- **Data excerpts**:
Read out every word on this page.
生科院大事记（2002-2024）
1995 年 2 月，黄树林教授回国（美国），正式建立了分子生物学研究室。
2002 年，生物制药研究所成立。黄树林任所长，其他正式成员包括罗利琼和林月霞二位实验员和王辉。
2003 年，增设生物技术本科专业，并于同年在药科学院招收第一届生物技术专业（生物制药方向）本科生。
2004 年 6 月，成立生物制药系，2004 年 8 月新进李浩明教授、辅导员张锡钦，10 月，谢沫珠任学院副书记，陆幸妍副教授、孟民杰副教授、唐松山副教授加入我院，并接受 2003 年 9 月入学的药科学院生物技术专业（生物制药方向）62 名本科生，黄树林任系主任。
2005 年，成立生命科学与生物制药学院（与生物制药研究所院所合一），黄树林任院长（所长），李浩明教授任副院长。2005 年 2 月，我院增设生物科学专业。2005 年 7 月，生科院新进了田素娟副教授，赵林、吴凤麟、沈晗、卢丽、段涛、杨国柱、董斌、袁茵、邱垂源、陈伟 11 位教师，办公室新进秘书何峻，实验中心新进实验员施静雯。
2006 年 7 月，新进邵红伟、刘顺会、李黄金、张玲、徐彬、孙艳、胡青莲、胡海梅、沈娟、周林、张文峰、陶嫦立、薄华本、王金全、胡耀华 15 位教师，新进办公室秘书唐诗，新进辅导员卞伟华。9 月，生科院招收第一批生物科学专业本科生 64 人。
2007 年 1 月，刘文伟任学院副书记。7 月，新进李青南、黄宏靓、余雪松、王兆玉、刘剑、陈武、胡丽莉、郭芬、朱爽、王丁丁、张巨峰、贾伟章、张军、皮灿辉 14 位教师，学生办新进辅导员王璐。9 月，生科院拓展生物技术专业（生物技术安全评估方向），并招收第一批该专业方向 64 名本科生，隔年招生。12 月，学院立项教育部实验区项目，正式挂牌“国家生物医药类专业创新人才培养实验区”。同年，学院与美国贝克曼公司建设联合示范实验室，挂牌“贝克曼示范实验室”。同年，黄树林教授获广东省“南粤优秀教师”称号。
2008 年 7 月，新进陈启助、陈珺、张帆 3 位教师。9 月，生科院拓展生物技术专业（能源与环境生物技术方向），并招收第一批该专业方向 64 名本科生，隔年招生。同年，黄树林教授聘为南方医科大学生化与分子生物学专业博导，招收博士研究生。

- **What needs to be done**:
Return the full listing, character for character.

- **Output below**:
Read out every word on this page.
生科院大事记（2002-2024）
1995 年 2 月，黄树林教授回国（美国），正式建立了分子生物学研究室。
2002 年，生物制药研究所成立。黄树林任所长，其他正式成员包括罗利琼和林月霞二位实验员和王辉。
2003 年，增设生物技术本科专业，并于同年在药科学院招收第一届生物技术专业（生物制药方向）本科生。
2004 年 6 月，成立生物制药系，2004 年 8 月新进李浩明教授、辅导员张锡钦，10 月，谢沫珠任学院副书记，陆幸妍副教授、孟民杰副教授、唐松山副教授加入我院，并接受 2003 年 9 月入学的药科学院生物技术专业（生物制药方向）62 名本科生，黄树林任系主任。
2005 年，成立生命科学与生物制药学院（与生物制药研究所院所合一），黄树林任院长（所长），李浩明教授任副院长。2005 年 2 月，我院增设生物科学专业。2005 年 7 月，生科院新进了田素娟副教授，赵林、吴凤麟、沈晗、卢丽、段涛、杨国柱、董斌、袁茵、邱垂源、陈伟 11 位教师，办公室新进秘书何峻，实验中心新进实验员施静雯。
2006 年 7 月，新进邵红伟、刘顺会、李黄金、张玲、徐彬、孙艳、胡青莲、胡海梅、沈娟、周林、张文峰、陶嫦立、薄华本、王金全、胡耀华 15 位教师，新进办公室秘书唐诗，新进辅导员卞伟华。9 月，生科院招收第一批生物科学专业本科生 64 人。
2007 年 1 月，刘文伟任学院副书记。7 月，新进李青南、黄宏靓、余雪松、王兆玉、刘剑、陈武、胡丽莉、郭芬、朱爽、王丁丁、张巨峰、贾伟章、张军、皮灿辉 14 位教师，学生办新进辅导员王璐。9 月，生科院拓展生物技术专业（生物技术安全评估方向），并招收第一批该专业方向 64 名本科生，隔年招生。12 月，学院立项教育部实验区项目，正式挂牌“国家生物医药类专业创新人才培养实验区”。同年，学院与美国贝克曼公司建设联合示范实验室，挂牌“贝克曼示范实验室”。同年，黄树林教授获广东省“南粤优秀教师”称号。
2008 年 7 月，新进陈启助、陈珺、张帆 3 位教师。9 月，生科院拓展生物技术专业（能源与环境生物技术方向），并招收第一批该专业方向 64 名本科生，隔年招生。同年，黄树林教授聘为南方医科大学生化与分子生物学专业博导，招收博士研究生。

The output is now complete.